Copy out each of the rows below word for word, leaving none out.

## Begin Data records

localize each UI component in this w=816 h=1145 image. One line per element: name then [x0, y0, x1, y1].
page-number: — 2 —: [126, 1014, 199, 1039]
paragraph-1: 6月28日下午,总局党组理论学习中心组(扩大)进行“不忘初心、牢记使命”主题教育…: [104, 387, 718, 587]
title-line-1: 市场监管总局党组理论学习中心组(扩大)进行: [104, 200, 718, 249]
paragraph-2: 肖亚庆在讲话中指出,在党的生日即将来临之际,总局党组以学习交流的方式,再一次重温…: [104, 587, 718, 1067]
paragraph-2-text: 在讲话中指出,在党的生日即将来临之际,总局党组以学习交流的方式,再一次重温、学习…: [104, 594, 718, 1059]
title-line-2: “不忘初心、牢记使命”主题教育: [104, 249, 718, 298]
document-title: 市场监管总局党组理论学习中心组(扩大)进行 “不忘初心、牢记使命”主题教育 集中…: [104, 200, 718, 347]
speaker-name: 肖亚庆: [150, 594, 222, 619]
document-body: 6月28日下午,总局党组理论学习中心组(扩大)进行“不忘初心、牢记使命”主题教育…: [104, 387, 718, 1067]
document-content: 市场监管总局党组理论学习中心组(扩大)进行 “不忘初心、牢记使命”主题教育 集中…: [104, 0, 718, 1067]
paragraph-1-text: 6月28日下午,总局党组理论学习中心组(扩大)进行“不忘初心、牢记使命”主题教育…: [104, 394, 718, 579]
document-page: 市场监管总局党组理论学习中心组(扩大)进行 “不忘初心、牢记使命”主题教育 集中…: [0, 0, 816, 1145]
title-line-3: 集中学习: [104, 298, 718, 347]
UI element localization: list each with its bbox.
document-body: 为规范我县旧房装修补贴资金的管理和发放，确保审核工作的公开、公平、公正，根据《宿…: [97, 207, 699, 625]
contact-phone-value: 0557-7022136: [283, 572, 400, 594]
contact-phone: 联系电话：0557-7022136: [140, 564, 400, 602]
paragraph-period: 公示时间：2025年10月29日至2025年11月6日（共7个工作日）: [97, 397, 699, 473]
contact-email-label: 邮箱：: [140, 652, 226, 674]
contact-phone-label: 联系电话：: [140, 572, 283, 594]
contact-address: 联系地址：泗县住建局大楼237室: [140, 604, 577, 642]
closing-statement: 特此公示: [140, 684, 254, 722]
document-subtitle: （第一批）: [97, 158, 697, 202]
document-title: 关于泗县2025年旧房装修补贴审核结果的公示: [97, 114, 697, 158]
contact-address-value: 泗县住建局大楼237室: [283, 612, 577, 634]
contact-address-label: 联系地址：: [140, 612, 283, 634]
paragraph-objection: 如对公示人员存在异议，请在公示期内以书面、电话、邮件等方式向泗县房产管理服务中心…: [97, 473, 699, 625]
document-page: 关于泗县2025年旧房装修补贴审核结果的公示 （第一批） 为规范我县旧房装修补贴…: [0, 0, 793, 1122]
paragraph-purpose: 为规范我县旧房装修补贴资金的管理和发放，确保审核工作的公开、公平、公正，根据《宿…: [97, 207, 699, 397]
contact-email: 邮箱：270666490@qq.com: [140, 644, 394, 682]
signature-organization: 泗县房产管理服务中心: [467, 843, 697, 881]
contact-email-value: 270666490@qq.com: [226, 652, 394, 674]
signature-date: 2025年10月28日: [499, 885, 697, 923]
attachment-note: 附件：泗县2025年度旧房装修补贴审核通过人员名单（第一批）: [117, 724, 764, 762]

## End Data records

## [Response for this exercise]
localize each UI component in this w=816 h=1145 image. One line per element: name then [x0, y0, x1, y1].
page-number: — 2 —: [126, 1014, 199, 1039]
paragraph-1: 6月28日下午,总局党组理论学习中心组(扩大)进行“不忘初心、牢记使命”主题教育…: [104, 387, 718, 587]
title-line-1: 市场监管总局党组理论学习中心组(扩大)进行: [104, 200, 718, 249]
paragraph-2: 肖亚庆在讲话中指出,在党的生日即将来临之际,总局党组以学习交流的方式,再一次重温…: [104, 587, 718, 1067]
paragraph-2-text: 在讲话中指出,在党的生日即将来临之际,总局党组以学习交流的方式,再一次重温、学习…: [104, 594, 718, 1059]
title-line-2: “不忘初心、牢记使命”主题教育: [104, 249, 718, 298]
document-title: 市场监管总局党组理论学习中心组(扩大)进行 “不忘初心、牢记使命”主题教育 集中…: [104, 200, 718, 347]
speaker-name: 肖亚庆: [150, 594, 222, 619]
document-body: 6月28日下午,总局党组理论学习中心组(扩大)进行“不忘初心、牢记使命”主题教育…: [104, 387, 718, 1067]
document-content: 市场监管总局党组理论学习中心组(扩大)进行 “不忘初心、牢记使命”主题教育 集中…: [104, 0, 718, 1067]
paragraph-1-text: 6月28日下午,总局党组理论学习中心组(扩大)进行“不忘初心、牢记使命”主题教育…: [104, 394, 718, 579]
document-page: 市场监管总局党组理论学习中心组(扩大)进行 “不忘初心、牢记使命”主题教育 集中…: [0, 0, 816, 1145]
title-line-3: 集中学习: [104, 298, 718, 347]
UI element localization: list each with its bbox.
document-body: 为规范我县旧房装修补贴资金的管理和发放，确保审核工作的公开、公平、公正，根据《宿…: [97, 207, 699, 625]
contact-phone-value: 0557-7022136: [283, 572, 400, 594]
contact-phone: 联系电话：0557-7022136: [140, 564, 400, 602]
paragraph-period: 公示时间：2025年10月29日至2025年11月6日（共7个工作日）: [97, 397, 699, 473]
contact-email-label: 邮箱：: [140, 652, 226, 674]
contact-phone-label: 联系电话：: [140, 572, 283, 594]
contact-address: 联系地址：泗县住建局大楼237室: [140, 604, 577, 642]
closing-statement: 特此公示: [140, 684, 254, 722]
document-subtitle: （第一批）: [97, 158, 697, 202]
document-title: 关于泗县2025年旧房装修补贴审核结果的公示: [97, 114, 697, 158]
contact-address-value: 泗县住建局大楼237室: [283, 612, 577, 634]
contact-address-label: 联系地址：: [140, 612, 283, 634]
paragraph-objection: 如对公示人员存在异议，请在公示期内以书面、电话、邮件等方式向泗县房产管理服务中心…: [97, 473, 699, 625]
document-page: 关于泗县2025年旧房装修补贴审核结果的公示 （第一批） 为规范我县旧房装修补贴…: [0, 0, 793, 1122]
paragraph-purpose: 为规范我县旧房装修补贴资金的管理和发放，确保审核工作的公开、公平、公正，根据《宿…: [97, 207, 699, 397]
contact-email: 邮箱：270666490@qq.com: [140, 644, 394, 682]
signature-organization: 泗县房产管理服务中心: [467, 843, 697, 881]
contact-email-value: 270666490@qq.com: [226, 652, 394, 674]
signature-date: 2025年10月28日: [499, 885, 697, 923]
attachment-note: 附件：泗县2025年度旧房装修补贴审核通过人员名单（第一批）: [117, 724, 764, 762]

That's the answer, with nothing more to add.